▶ [What you need to do]: All entries must be repeated exactly; do not include the pictures.

▶ [Material for this task]:
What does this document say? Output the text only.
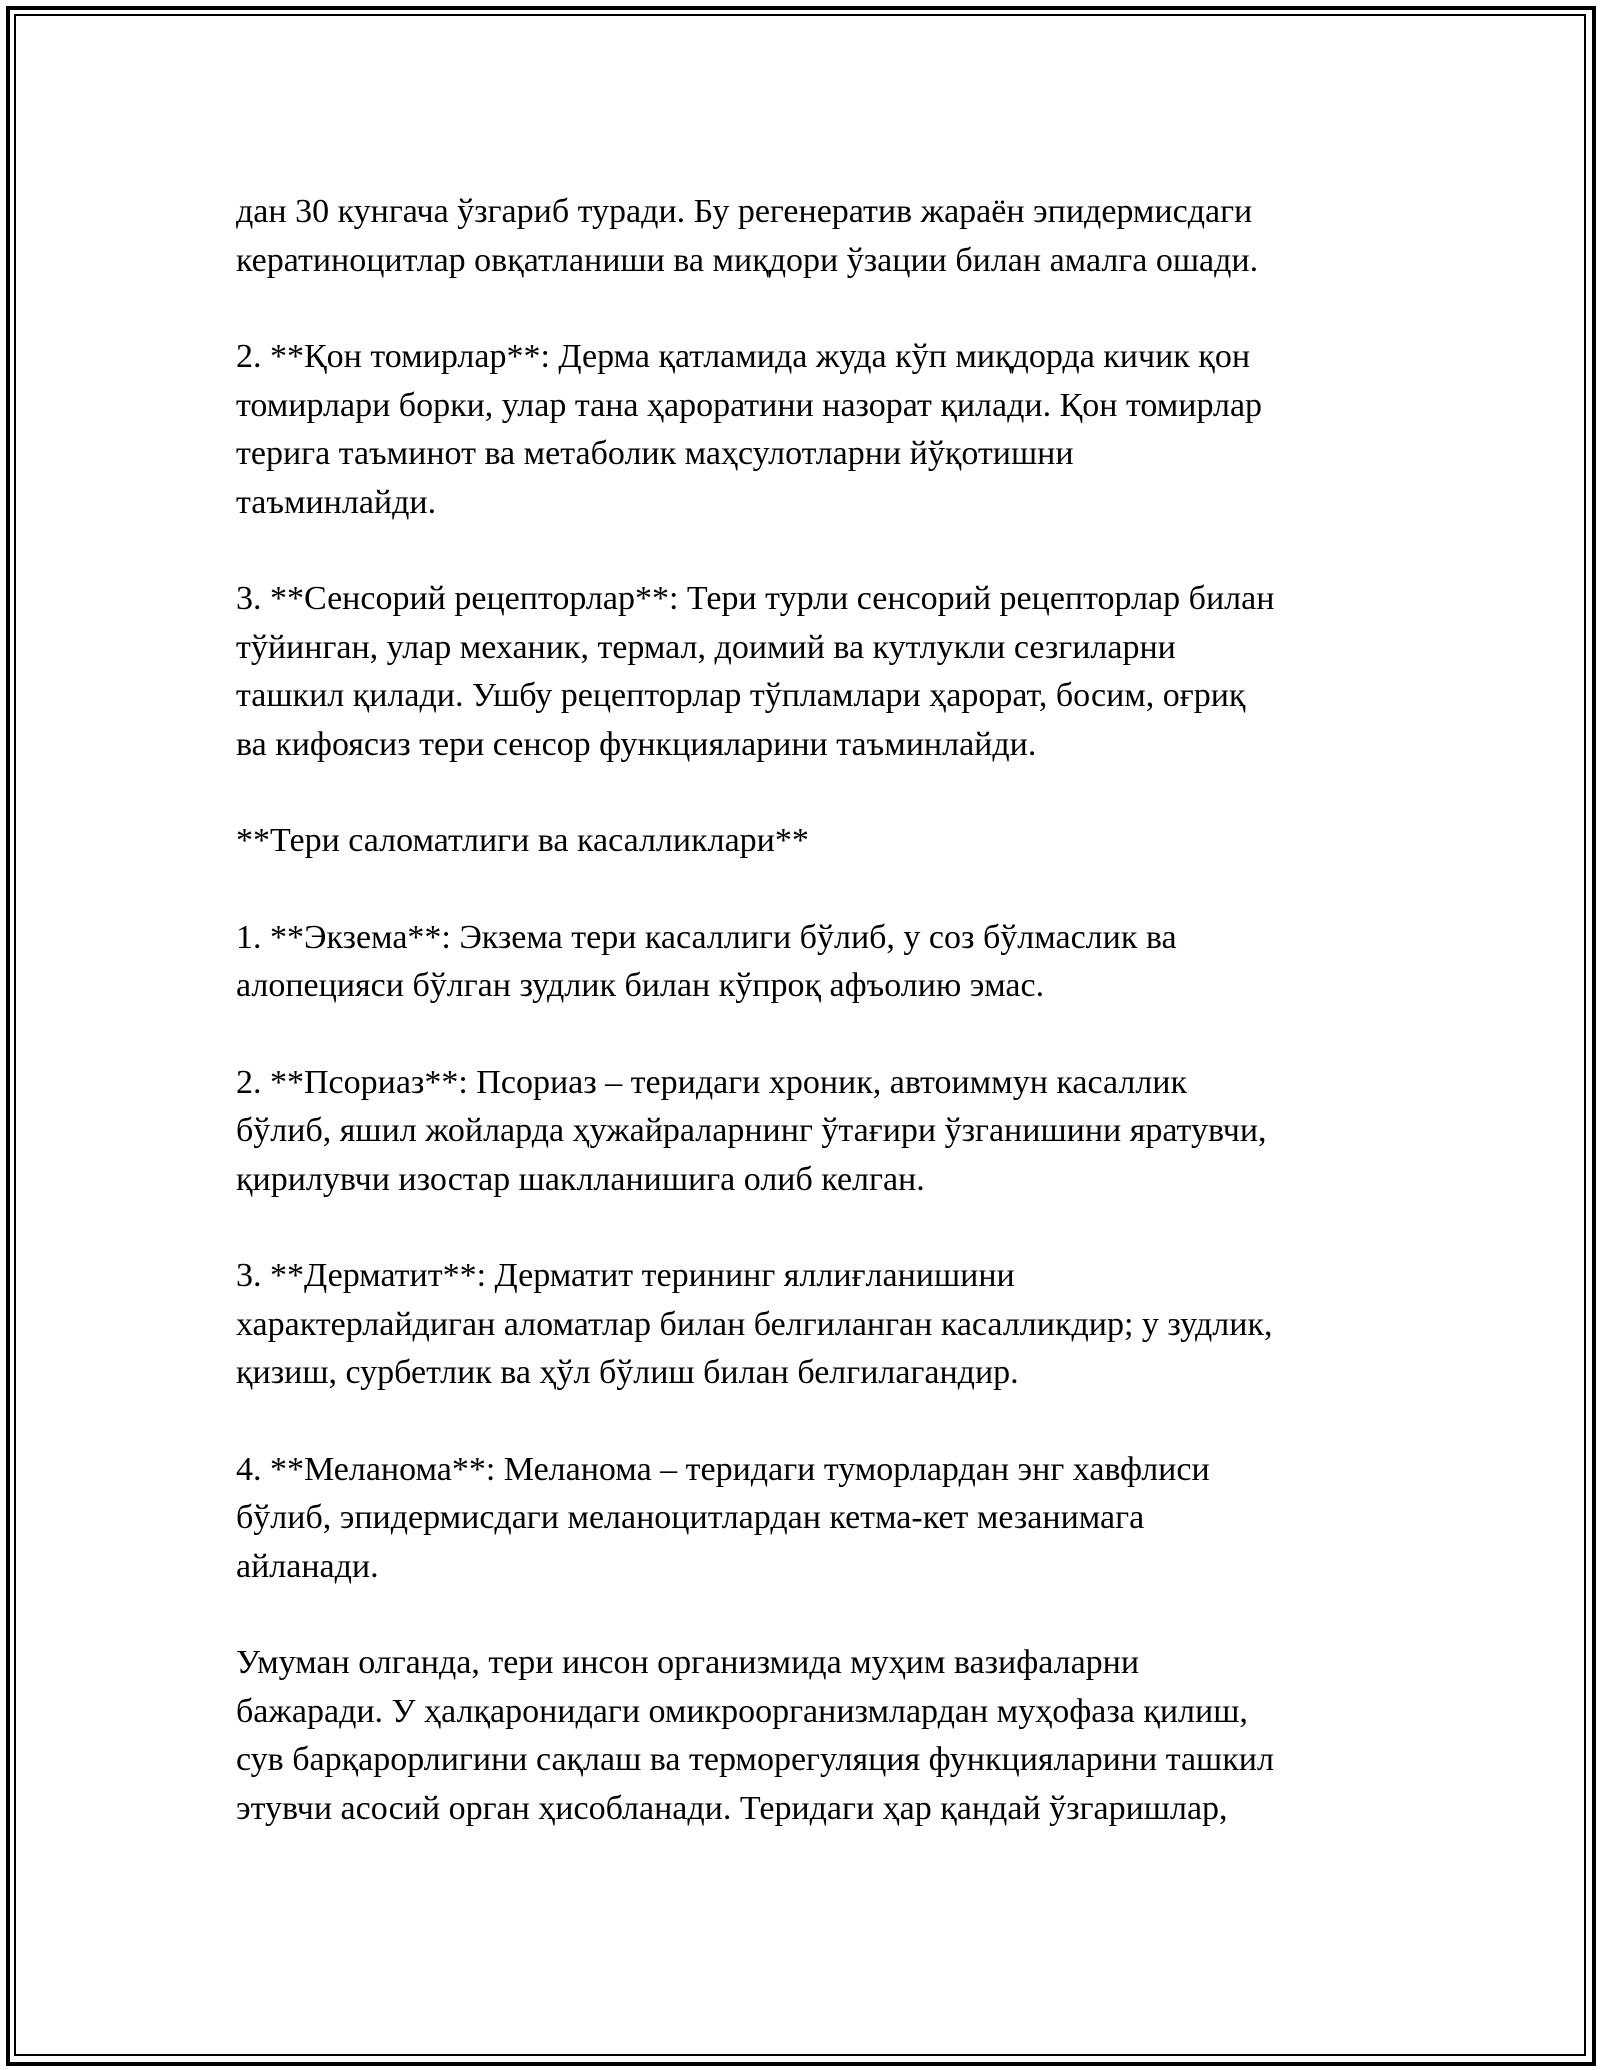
дан 30 кунгача ўзгариб туради. Бу регенератив жараён эпидермисдаги
кератиноцитлар овқатланиши ва миқдори ўзации билан амалга ошади.

2. **Қон томирлар**: Дерма қатламида жуда кўп миқдорда кичик қон
томирлари борки, улар тана ҳароратини назорат қилади. Қон томирлар
терига таъминот ва метаболик маҳсулотларни йўқотишни
таъминлайди.

3. **Сенсорий рецепторлар**: Тери турли сенсорий рецепторлар билан
тўйинган, улар механик, термал, доимий ва кутлукли сезгиларни
ташкил қилади. Ушбу рецепторлар тўпламлари ҳарорат, босим, оғриқ
ва кифоясиз тери сенсор функцияларини таъминлайди.

**Тери саломатлиги ва касалликлари**

1. **Экзема**: Экзема тери касаллиги бўлиб, у соз бўлмаслик ва
алопецияси бўлган зудлик билан кўпроқ афъолию эмас.

2. **Псориаз**: Псориаз – теридаги хроник, автоиммун касаллик
бўлиб, яшил жойларда ҳужайраларнинг ўтағири ўзганишини яратувчи,
қирилувчи изостар шаклланишига олиб келган.

3. **Дерматит**: Дерматит терининг яллиғланишини
характерлайдиган аломатлар билан белгиланган касалликдир; у зудлик,
қизиш, сурбетлик ва ҳўл бўлиш билан белгилагандир.

4. **Меланома**: Меланома – теридаги туморлардан энг хавфлиси
бўлиб, эпидермисдаги меланоцитлардан кетма-кет мезанимага
айланади.

Умуман олганда, тери инсон организмида муҳим вазифаларни
бажаради. У ҳалқаронидаги омикроорганизмлардан муҳофаза қилиш,
сув барқарорлигини сақлаш ва терморегуляция функцияларини ташкил
этувчи асосий орган ҳисобланади. Теридаги ҳар қандай ўзгаришлар,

▶ [Solution to the problem]:
What does this document say? Output the text only.
дан 30 кунгача ўзгариб туради. Бу регенератив жараён эпидермисдаги
кератиноцитлар овқатланиши ва миқдори ўзации билан амалга ошади.

2. **Қон томирлар**: Дерма қатламида жуда кўп миқдорда кичик қон
томирлари борки, улар тана ҳароратини назорат қилади. Қон томирлар
терига таъминот ва метаболик маҳсулотларни йўқотишни
таъминлайди.

3. **Сенсорий рецепторлар**: Тери турли сенсорий рецепторлар билан
тўйинган, улар механик, термал, доимий ва кутлукли сезгиларни
ташкил қилади. Ушбу рецепторлар тўпламлари ҳарорат, босим, оғриқ
ва кифоясиз тери сенсор функцияларини таъминлайди.

**Тери саломатлиги ва касалликлари**

1. **Экзема**: Экзема тери касаллиги бўлиб, у соз бўлмаслик ва
алопецияси бўлган зудлик билан кўпроқ афъолию эмас.

2. **Псориаз**: Псориаз – теридаги хроник, автоиммун касаллик
бўлиб, яшил жойларда ҳужайраларнинг ўтағири ўзганишини яратувчи,
қирилувчи изостар шаклланишига олиб келган.

3. **Дерматит**: Дерматит терининг яллиғланишини
характерлайдиган аломатлар билан белгиланган касалликдир; у зудлик,
қизиш, сурбетлик ва ҳўл бўлиш билан белгилагандир.

4. **Меланома**: Меланома – теридаги туморлардан энг хавфлиси
бўлиб, эпидермисдаги меланоцитлардан кетма-кет мезанимага
айланади.

Умуман олганда, тери инсон организмида муҳим вазифаларни
бажаради. У ҳалқаронидаги омикроорганизмлардан муҳофаза қилиш,
сув барқарорлигини сақлаш ва терморегуляция функцияларини ташкил
этувчи асосий орган ҳисобланади. Теридаги ҳар қандай ўзгаришлар,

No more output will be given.